**** Data excerpts ****

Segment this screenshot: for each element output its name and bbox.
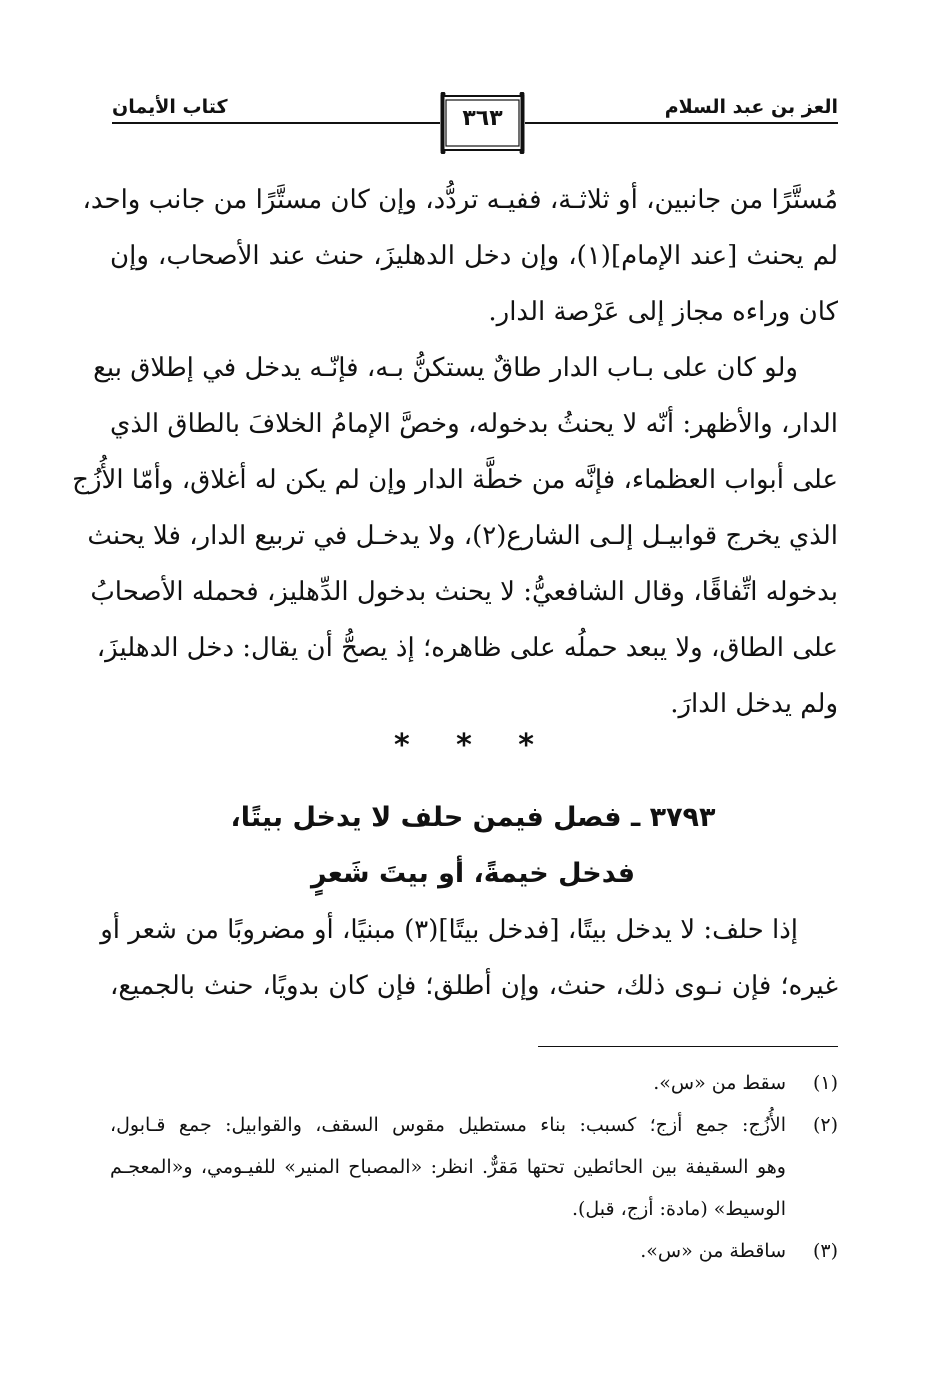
text-line: لم يحنث [عند الإمام](١)، وإن دخل الدهليزَ، حنث عند الأصحاب، وإن bbox=[110, 241, 839, 271]
running-head-book: كتاب الأيمان bbox=[112, 96, 228, 118]
text-line: الذي يخرج قوابيـل إلـى الشارع(٢)، ولا يدخـل في تربيع الدار، فلا يحنث bbox=[87, 521, 838, 551]
text-line: مُستَّرًا من جانبين، أو ثلاثـة، ففيـه تردُّد، وإن كان مستَّرًا من جانب واحد، bbox=[82, 185, 838, 215]
section-heading bbox=[0, 790, 946, 902]
text-line: ولو كان على بـاب الدار طاقٌ يستكنُّ بـه، فإنّـه يدخل في إطلاق بيع bbox=[93, 353, 798, 383]
running-head-author: العز بن عبد السلام bbox=[664, 96, 838, 118]
footnote-separator-rule bbox=[538, 1046, 838, 1047]
footnote-number: (٣) bbox=[812, 1240, 838, 1262]
text-line: على الطاق، ولا يبعد حملُه على ظاهره؛ إذ يصحُّ أن يقال: دخل الدهليزَ، bbox=[96, 633, 838, 663]
footnote bbox=[110, 1062, 838, 1104]
text-line: كان وراءه مجاز إلى عَرْصة الدار. bbox=[488, 297, 838, 327]
footnote-number: (٢) bbox=[812, 1114, 838, 1136]
text-line: الدار، والأظهر: أنّه لا يحنثُ بدخوله، وخصَّ الإمامُ الخلافَ بالطاق الذي bbox=[110, 409, 838, 439]
footnote-line: وهو السقيفة بين الحائطين تحتها مَقرٌّ. انظر: «المصباح المنير» للفيـومي، و«المعجـم bbox=[110, 1156, 786, 1178]
footnote bbox=[110, 1230, 838, 1272]
footnote-line: الأُزُج: جمع أزج؛ كسبب: بناء مستطيل مقوس السقف، والقوابيل: جمع قـابول، bbox=[110, 1114, 787, 1136]
page-number: ٣٦٣ bbox=[462, 106, 503, 131]
page-number-frame bbox=[440, 92, 525, 154]
header-rule-right bbox=[525, 122, 838, 124]
footnote-number: (١) bbox=[812, 1072, 838, 1094]
text-line: ولم يدخل الدارَ. bbox=[670, 689, 838, 719]
header-rule-left bbox=[112, 122, 440, 124]
section-separator: * * * bbox=[394, 728, 552, 763]
text-line: على أبواب العظماء، فإنَّه من خطَّة الدار وإن لم يكن له أغلاق، وأمّا الأُزُج bbox=[72, 465, 838, 495]
paragraph-3 bbox=[100, 902, 838, 1014]
footnote-line: سقط من «س». bbox=[653, 1072, 786, 1094]
footnotes bbox=[110, 1062, 838, 1272]
paragraph-1 bbox=[82, 172, 839, 340]
paragraph-2 bbox=[72, 340, 838, 732]
section-heading-line-1: ٣٧٩٣ ـ فصل فيمن حلف لا يدخل بيتًا، bbox=[230, 802, 716, 833]
footnote-line: الوسيط» (مادة: أزج، قبل). bbox=[571, 1198, 786, 1220]
text-line: إذا حلف: لا يدخل بيتًا، [فدخل بيتًا](٣) مبنيًا، أو مضروبًا من شعر أو bbox=[100, 915, 798, 945]
section-heading-line-2: فدخل خيمةً، أو بيتَ شَعرٍ bbox=[310, 858, 635, 889]
text-line: بدخوله اتِّفاقًا، وقال الشافعيُّ: لا يحنث بدخول الدِّهليز، فحمله الأصحابُ bbox=[90, 577, 838, 607]
text-line: غيره؛ فإن نـوى ذلك، حنث، وإن أطلق؛ فإن كان بدويًا، حنث بالجميع، bbox=[110, 971, 838, 1001]
footnote bbox=[110, 1104, 838, 1230]
footnote-line: ساقطة من «س». bbox=[640, 1240, 786, 1262]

****

**Task goal**
Rewrite the entries above with every "text-line" changed to "body-line", leaving all other text unchanged. Leave the pictures out of your answer.

**Exercise solution**
Segment this screenshot: for each element output its name and bbox.
body-line: لم يحنث [عند الإمام](١)، وإن دخل الدهليزَ، حنث عند الأصحاب، وإن bbox=[110, 241, 839, 271]
running-head-book: كتاب الأيمان bbox=[112, 96, 228, 118]
body-line: الذي يخرج قوابيـل إلـى الشارع(٢)، ولا يدخـل في تربيع الدار، فلا يحنث bbox=[87, 521, 838, 551]
body-line: مُستَّرًا من جانبين، أو ثلاثـة، ففيـه تردُّد، وإن كان مستَّرًا من جانب واحد، bbox=[82, 185, 838, 215]
section-heading bbox=[0, 790, 946, 902]
body-line: ولو كان على بـاب الدار طاقٌ يستكنُّ بـه، فإنّـه يدخل في إطلاق بيع bbox=[93, 353, 798, 383]
running-head-author: العز بن عبد السلام bbox=[664, 96, 838, 118]
footnote-separator-rule bbox=[538, 1046, 838, 1047]
footnote-number: (٣) bbox=[812, 1240, 838, 1262]
body-line: على الطاق، ولا يبعد حملُه على ظاهره؛ إذ يصحُّ أن يقال: دخل الدهليزَ، bbox=[96, 633, 838, 663]
footnote bbox=[110, 1062, 838, 1104]
body-line: كان وراءه مجاز إلى عَرْصة الدار. bbox=[488, 297, 838, 327]
footnote-number: (٢) bbox=[812, 1114, 838, 1136]
body-line: الدار، والأظهر: أنّه لا يحنثُ بدخوله، وخصَّ الإمامُ الخلافَ بالطاق الذي bbox=[110, 409, 838, 439]
footnote-line: وهو السقيفة بين الحائطين تحتها مَقرٌّ. انظر: «المصباح المنير» للفيـومي، و«المعجـم bbox=[110, 1156, 786, 1178]
footnote bbox=[110, 1230, 838, 1272]
footnote-line: الأُزُج: جمع أزج؛ كسبب: بناء مستطيل مقوس السقف، والقوابيل: جمع قـابول، bbox=[110, 1114, 787, 1136]
page-number: ٣٦٣ bbox=[462, 106, 503, 131]
page-number-frame bbox=[440, 92, 525, 154]
header-rule-right bbox=[525, 122, 838, 124]
footnote-number: (١) bbox=[812, 1072, 838, 1094]
body-line: ولم يدخل الدارَ. bbox=[670, 689, 838, 719]
header-rule-left bbox=[112, 122, 440, 124]
section-separator: * * * bbox=[394, 728, 552, 763]
body-line: على أبواب العظماء، فإنَّه من خطَّة الدار وإن لم يكن له أغلاق، وأمّا الأُزُج bbox=[72, 465, 838, 495]
paragraph-3 bbox=[100, 902, 838, 1014]
footnote-line: سقط من «س». bbox=[653, 1072, 786, 1094]
footnotes bbox=[110, 1062, 838, 1272]
paragraph-1 bbox=[82, 172, 839, 340]
paragraph-2 bbox=[72, 340, 838, 732]
section-heading-line-1: ٣٧٩٣ ـ فصل فيمن حلف لا يدخل بيتًا، bbox=[230, 802, 716, 833]
footnote-line: الوسيط» (مادة: أزج، قبل). bbox=[571, 1198, 786, 1220]
body-line: إذا حلف: لا يدخل بيتًا، [فدخل بيتًا](٣) مبنيًا، أو مضروبًا من شعر أو bbox=[100, 915, 798, 945]
section-heading-line-2: فدخل خيمةً، أو بيتَ شَعرٍ bbox=[310, 858, 635, 889]
body-line: بدخوله اتِّفاقًا، وقال الشافعيُّ: لا يحنث بدخول الدِّهليز، فحمله الأصحابُ bbox=[90, 577, 838, 607]
body-line: غيره؛ فإن نـوى ذلك، حنث، وإن أطلق؛ فإن كان بدويًا، حنث بالجميع، bbox=[110, 971, 838, 1001]
footnote bbox=[110, 1104, 838, 1230]
footnote-line: ساقطة من «س». bbox=[640, 1240, 786, 1262]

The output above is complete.